§ **Written request**
Lift every line from the entries that includes the word "ylabel".

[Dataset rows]
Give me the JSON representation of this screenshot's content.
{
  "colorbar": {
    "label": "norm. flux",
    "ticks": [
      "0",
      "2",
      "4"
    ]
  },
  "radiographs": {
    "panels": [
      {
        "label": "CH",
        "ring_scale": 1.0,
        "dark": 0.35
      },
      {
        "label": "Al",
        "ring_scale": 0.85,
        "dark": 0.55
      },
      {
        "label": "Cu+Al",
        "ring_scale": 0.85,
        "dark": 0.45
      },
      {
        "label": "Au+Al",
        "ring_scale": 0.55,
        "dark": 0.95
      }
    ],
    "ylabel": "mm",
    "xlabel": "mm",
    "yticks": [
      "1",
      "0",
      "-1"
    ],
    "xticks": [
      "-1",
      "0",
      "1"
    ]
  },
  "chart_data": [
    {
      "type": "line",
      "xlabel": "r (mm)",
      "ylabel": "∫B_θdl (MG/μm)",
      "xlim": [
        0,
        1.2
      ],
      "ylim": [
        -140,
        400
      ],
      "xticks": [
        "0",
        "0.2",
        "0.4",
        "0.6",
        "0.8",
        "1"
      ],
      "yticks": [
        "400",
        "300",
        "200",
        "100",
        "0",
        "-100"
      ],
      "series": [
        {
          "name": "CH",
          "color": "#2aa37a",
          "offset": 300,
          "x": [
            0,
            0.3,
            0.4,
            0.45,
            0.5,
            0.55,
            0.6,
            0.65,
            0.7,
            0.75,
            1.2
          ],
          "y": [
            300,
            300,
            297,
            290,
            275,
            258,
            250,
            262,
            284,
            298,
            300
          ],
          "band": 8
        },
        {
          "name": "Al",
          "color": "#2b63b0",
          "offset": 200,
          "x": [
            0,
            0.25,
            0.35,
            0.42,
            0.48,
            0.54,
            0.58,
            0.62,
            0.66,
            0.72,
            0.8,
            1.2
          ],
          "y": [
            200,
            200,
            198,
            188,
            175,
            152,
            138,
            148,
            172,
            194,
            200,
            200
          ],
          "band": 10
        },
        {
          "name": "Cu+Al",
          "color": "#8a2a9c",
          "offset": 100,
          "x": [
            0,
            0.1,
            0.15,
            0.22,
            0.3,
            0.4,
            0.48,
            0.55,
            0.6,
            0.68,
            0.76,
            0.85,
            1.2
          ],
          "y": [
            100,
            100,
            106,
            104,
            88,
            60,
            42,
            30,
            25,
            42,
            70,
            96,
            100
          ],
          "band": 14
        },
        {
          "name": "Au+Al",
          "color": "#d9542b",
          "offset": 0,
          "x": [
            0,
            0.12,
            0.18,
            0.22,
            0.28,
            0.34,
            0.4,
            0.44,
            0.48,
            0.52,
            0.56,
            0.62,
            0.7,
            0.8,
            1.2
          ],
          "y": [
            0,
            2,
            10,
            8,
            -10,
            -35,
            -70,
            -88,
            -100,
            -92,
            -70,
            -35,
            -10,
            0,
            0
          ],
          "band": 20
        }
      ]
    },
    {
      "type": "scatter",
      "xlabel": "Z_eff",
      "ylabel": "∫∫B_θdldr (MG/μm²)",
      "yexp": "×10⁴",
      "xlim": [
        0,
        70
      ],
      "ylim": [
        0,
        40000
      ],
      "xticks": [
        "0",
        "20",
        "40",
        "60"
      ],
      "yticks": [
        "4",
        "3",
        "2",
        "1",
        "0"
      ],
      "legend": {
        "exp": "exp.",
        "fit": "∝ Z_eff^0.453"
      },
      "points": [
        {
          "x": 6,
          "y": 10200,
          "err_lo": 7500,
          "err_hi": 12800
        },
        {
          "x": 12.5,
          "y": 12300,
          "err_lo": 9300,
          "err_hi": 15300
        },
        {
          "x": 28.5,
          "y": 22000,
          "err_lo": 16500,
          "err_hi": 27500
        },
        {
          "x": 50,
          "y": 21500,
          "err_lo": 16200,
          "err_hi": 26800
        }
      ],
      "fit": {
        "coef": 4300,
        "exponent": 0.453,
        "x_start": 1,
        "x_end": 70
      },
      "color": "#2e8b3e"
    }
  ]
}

§ **The solution**
    "ylabel": "mm",
      "ylabel": "∫B_θdl (MG/μm)",
      "ylabel": "∫∫B_θdldr (MG/μm²)",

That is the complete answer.